>>

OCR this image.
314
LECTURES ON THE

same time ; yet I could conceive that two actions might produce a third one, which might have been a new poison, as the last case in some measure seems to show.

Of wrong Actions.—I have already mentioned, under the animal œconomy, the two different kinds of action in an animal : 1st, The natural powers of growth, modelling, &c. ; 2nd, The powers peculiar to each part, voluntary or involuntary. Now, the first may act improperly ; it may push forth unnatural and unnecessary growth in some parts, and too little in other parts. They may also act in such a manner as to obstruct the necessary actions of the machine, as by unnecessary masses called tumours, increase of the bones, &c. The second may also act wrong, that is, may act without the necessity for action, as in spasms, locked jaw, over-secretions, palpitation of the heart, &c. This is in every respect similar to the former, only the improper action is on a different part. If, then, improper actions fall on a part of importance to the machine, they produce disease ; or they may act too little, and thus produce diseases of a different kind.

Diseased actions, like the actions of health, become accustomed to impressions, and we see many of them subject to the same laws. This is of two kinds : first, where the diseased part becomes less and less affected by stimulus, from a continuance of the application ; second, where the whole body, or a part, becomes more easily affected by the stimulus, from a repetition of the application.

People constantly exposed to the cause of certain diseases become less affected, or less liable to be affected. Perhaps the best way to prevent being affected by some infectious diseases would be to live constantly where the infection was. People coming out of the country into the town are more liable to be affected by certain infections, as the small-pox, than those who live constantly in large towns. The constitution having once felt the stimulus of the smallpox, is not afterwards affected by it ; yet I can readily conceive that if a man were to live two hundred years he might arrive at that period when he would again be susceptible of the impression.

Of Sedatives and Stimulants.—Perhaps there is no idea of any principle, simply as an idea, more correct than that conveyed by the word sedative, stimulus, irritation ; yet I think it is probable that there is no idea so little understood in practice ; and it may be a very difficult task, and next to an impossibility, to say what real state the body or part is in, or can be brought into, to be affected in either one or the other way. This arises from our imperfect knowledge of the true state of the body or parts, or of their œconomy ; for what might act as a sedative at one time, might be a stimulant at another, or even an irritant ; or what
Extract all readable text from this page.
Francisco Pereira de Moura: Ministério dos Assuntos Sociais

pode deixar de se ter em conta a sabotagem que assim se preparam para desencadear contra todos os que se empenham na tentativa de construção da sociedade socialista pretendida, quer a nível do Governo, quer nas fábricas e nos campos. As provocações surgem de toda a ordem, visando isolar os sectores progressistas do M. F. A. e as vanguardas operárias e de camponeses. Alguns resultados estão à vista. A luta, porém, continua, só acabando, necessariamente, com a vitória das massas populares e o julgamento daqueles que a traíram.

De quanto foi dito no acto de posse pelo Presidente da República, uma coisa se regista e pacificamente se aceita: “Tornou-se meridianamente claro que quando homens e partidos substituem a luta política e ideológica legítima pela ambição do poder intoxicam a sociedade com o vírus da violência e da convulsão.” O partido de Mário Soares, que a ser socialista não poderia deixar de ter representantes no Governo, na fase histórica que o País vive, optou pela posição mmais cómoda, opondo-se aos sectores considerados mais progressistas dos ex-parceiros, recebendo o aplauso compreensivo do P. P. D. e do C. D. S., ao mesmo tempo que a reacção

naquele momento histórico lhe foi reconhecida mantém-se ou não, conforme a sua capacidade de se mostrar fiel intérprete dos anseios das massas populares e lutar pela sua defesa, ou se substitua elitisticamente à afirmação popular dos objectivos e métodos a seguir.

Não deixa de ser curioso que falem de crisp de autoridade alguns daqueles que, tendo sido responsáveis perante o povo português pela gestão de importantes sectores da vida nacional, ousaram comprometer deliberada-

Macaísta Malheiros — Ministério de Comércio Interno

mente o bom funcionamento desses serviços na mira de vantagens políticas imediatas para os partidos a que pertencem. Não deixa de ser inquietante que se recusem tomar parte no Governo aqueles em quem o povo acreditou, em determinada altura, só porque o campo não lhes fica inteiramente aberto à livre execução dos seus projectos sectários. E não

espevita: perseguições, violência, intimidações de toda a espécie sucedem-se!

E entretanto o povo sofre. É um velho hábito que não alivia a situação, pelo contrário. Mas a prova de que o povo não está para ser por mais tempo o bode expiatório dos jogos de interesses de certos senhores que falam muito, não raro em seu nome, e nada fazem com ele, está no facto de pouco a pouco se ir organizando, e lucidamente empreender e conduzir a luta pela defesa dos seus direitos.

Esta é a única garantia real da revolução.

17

<<

## Set exercise
Copy each line of the listing in which the word "deixar" can be found.

## Output below
pode deixar de se ter em conta a sabotagem que assim se preparam para desencadear contra todos os que se empenham na tentativa de construção da sociedade socialista pretendida, quer a nível do Governo, quer nas fábricas e nos campos. As provocações surgem de toda a ordem, visando isolar os sectores progressistas do M. F. A. e as vanguardas operárias e de camponeses. Alguns resultados estão à vista. A luta, porém, continua, só acabando, necessariamente, com a vitória das massas populares e o julgamento daqueles que a traíram.
De quanto foi dito no acto de posse pelo Presidente da República, uma coisa se regista e pacificamente se aceita: “Tornou-se meridianamente claro que quando homens e partidos substituem a luta política e ideológica legítima pela ambição do poder intoxicam a sociedade com o vírus da violência e da convulsão.” O partido de Mário Soares, que a ser socialista não poderia deixar de ter representantes no Governo, na fase histórica que o País vive, optou pela posição mmais cómoda, opondo-se aos sectores considerados mais progressistas dos ex-parceiros, recebendo o aplauso compreensivo do P. P. D. e do C. D. S., ao mesmo tempo que a reacção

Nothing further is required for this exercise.